## Aim of the task
Copy out each line featuring the string "해당하는" from the entries beneath.

**** Data for this exercise

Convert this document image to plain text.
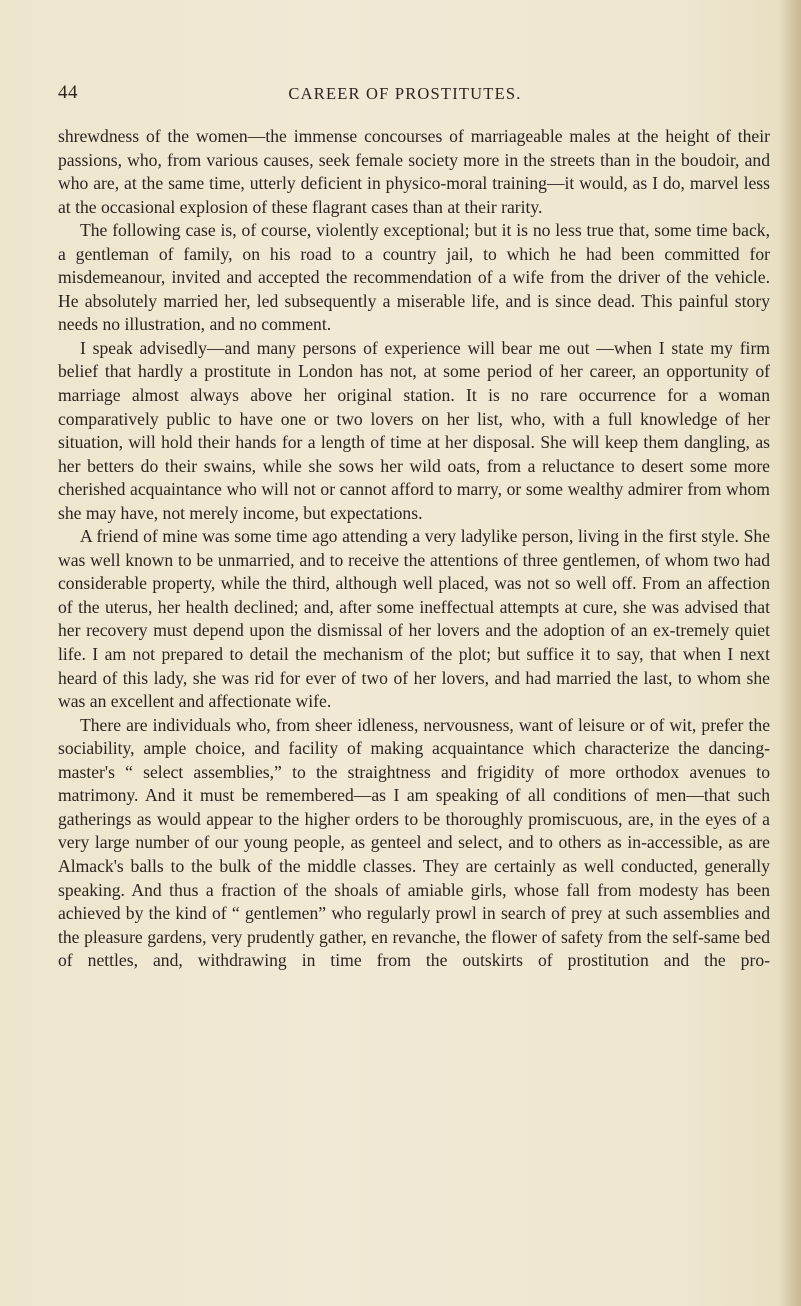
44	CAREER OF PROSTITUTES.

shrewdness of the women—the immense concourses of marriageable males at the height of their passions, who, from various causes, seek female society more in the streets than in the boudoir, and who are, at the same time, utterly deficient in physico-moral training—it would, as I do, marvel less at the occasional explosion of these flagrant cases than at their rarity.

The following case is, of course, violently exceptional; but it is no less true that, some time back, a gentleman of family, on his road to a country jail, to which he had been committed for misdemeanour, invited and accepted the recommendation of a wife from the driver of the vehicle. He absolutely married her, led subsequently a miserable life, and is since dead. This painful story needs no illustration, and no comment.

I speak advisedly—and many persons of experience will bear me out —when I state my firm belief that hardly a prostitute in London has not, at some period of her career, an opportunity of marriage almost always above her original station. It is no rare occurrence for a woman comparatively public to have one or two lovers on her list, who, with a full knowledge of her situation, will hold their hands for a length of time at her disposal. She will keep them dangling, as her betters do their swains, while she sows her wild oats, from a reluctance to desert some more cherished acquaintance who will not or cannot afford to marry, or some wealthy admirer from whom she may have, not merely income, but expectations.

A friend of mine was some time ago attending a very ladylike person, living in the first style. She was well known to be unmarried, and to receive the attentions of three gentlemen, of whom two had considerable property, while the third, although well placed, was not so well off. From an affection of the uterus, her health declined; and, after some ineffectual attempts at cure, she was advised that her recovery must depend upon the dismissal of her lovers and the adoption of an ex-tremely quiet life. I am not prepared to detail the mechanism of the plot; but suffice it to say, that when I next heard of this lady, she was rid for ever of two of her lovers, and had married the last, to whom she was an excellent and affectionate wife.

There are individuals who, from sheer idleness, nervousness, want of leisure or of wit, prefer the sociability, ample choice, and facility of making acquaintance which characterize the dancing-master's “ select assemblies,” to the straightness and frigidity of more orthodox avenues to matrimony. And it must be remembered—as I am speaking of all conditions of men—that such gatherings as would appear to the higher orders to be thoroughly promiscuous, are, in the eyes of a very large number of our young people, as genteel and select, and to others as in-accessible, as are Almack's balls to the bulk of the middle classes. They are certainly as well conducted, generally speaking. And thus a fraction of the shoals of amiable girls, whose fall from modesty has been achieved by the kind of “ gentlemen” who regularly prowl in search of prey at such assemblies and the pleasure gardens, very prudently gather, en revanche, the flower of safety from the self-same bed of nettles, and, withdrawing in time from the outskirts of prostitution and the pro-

********
**** Data for this exercise

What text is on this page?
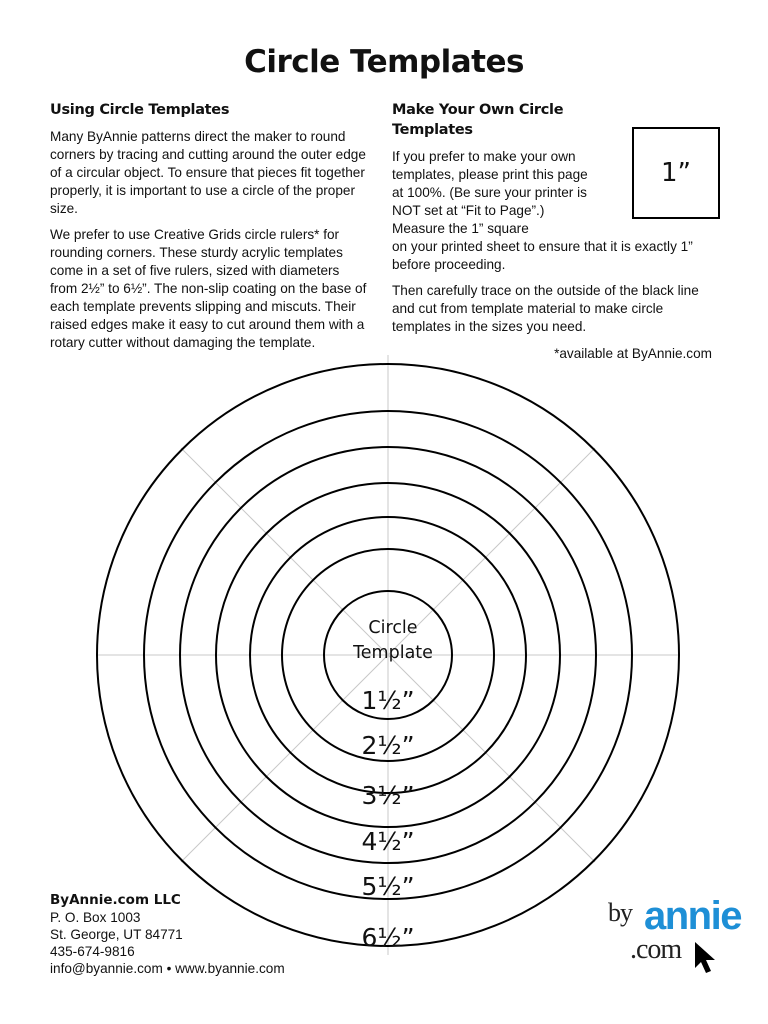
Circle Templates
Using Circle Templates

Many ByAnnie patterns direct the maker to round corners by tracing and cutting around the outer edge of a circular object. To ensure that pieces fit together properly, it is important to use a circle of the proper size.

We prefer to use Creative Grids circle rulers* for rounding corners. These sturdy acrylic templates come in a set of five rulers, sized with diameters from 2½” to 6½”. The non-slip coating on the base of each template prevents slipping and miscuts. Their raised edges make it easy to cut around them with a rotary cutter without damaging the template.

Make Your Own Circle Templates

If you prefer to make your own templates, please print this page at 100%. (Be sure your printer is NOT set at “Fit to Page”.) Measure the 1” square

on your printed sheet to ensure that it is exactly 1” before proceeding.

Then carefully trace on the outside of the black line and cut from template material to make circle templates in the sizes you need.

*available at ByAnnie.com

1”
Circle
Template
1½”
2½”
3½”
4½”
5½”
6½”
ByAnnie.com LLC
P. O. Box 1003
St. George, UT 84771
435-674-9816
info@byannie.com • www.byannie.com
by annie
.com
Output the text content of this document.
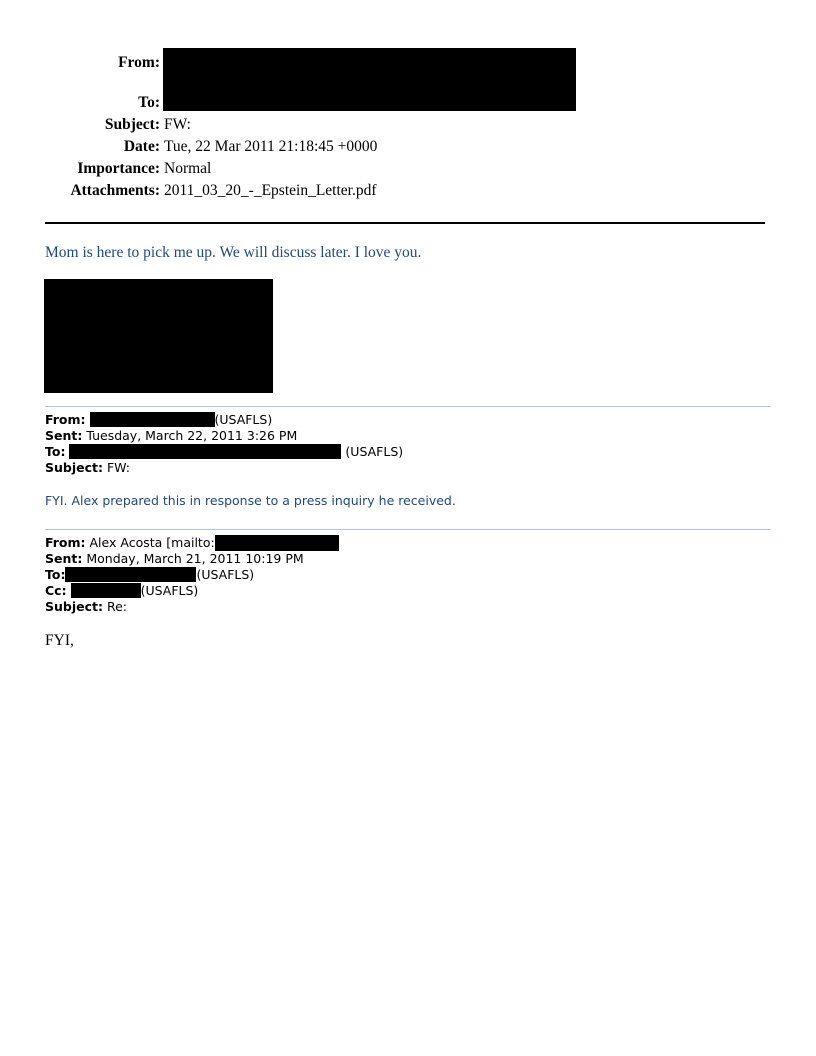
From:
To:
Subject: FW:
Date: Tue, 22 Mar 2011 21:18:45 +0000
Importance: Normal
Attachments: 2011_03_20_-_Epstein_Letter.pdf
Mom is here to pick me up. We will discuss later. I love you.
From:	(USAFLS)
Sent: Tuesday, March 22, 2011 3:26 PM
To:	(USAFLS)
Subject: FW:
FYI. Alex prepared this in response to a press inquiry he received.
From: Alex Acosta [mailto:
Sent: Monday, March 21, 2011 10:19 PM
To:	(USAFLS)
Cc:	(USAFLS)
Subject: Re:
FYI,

********
**** Data for this exercise

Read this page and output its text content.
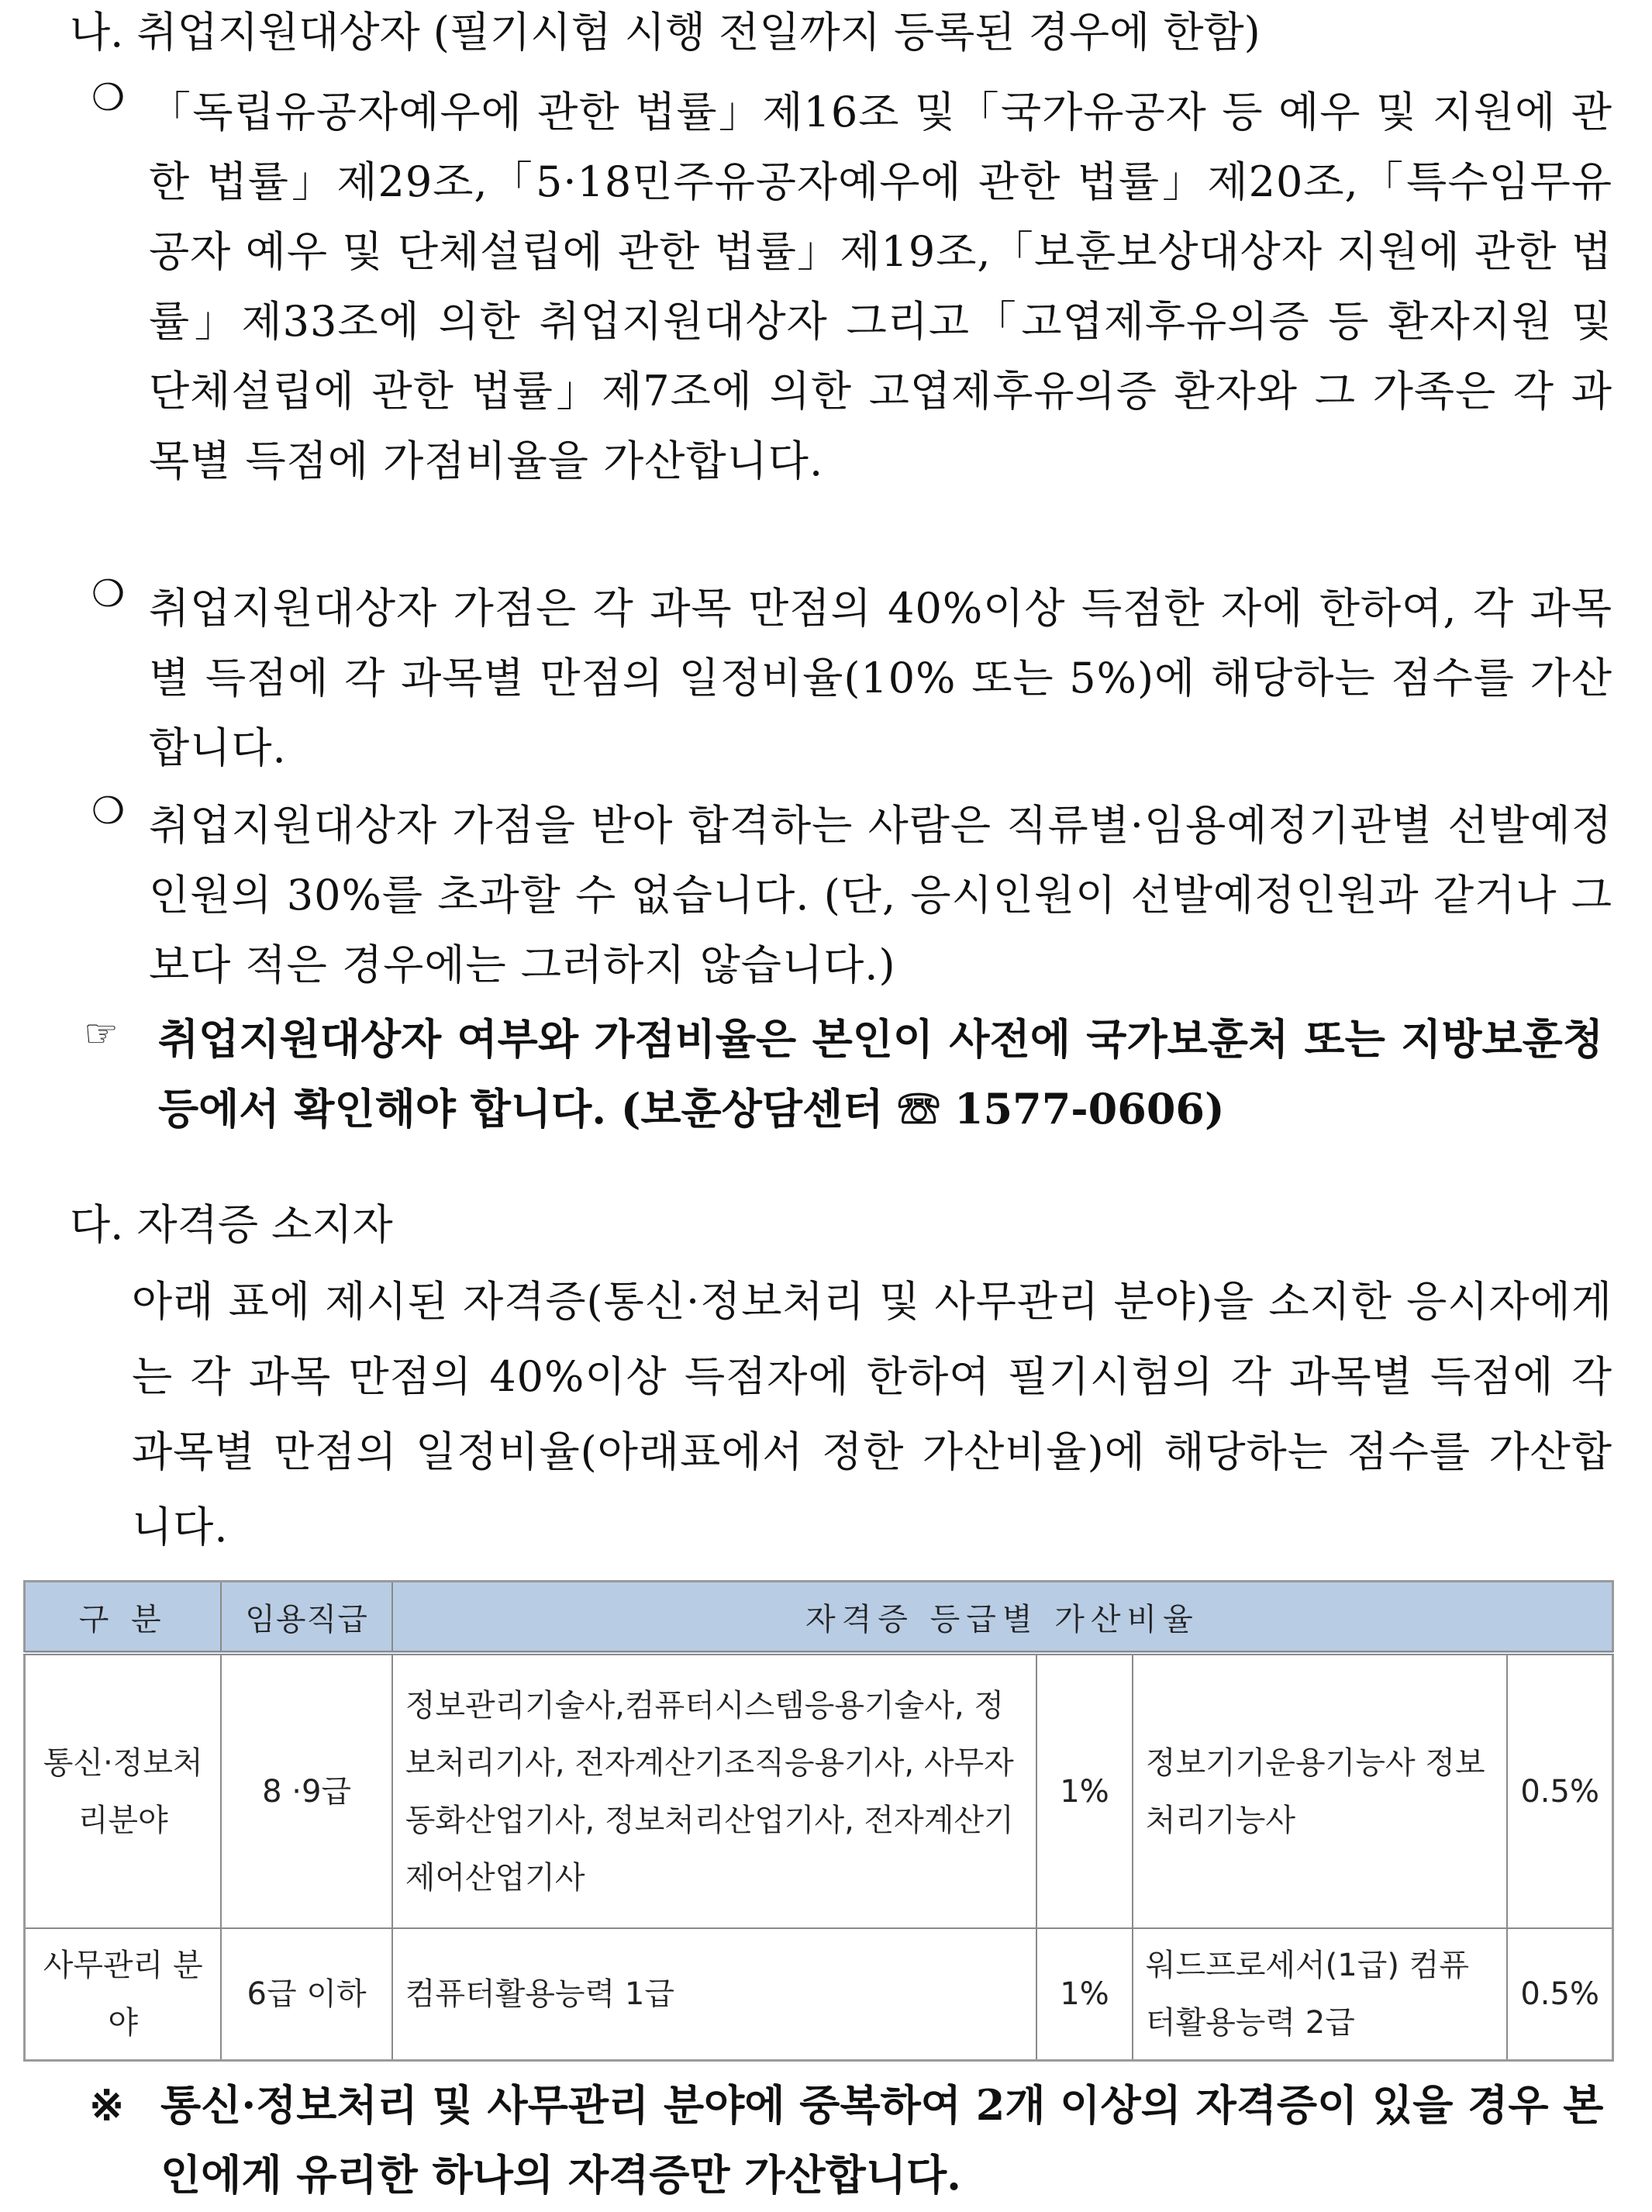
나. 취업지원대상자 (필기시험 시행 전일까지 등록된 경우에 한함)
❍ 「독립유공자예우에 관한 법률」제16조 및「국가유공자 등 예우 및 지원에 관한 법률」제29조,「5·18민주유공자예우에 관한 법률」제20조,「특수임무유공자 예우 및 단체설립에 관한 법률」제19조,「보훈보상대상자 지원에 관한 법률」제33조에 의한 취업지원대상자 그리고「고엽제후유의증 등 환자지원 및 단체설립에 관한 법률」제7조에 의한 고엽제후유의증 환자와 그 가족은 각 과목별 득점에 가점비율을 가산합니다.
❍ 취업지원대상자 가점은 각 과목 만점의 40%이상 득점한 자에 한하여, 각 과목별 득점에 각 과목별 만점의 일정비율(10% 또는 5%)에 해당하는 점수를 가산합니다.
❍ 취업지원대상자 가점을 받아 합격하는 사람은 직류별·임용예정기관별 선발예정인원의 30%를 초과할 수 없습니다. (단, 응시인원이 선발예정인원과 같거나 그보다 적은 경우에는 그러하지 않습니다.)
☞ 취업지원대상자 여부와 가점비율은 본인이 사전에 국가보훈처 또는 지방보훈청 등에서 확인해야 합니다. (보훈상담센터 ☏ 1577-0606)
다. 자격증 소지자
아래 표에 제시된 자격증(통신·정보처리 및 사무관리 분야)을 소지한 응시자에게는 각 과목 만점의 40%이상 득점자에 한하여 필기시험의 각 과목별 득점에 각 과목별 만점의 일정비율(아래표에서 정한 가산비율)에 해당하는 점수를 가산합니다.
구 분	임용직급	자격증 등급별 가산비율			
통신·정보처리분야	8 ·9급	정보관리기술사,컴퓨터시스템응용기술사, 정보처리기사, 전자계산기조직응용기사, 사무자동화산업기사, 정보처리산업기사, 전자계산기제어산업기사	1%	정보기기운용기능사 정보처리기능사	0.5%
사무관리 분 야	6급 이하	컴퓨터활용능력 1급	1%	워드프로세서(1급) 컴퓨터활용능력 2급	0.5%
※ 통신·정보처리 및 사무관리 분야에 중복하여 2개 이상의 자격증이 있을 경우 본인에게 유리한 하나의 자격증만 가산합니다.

********

## Result
❍ 취업지원대상자 가점은 각 과목 만점의 40%이상 득점한 자에 한하여, 각 과목별 득점에 각 과목별 만점의 일정비율(10% 또는 5%)에 해당하는 점수를 가산합니다.
아래 표에 제시된 자격증(통신·정보처리 및 사무관리 분야)을 소지한 응시자에게는 각 과목 만점의 40%이상 득점자에 한하여 필기시험의 각 과목별 득점에 각 과목별 만점의 일정비율(아래표에서 정한 가산비율)에 해당하는 점수를 가산합니다.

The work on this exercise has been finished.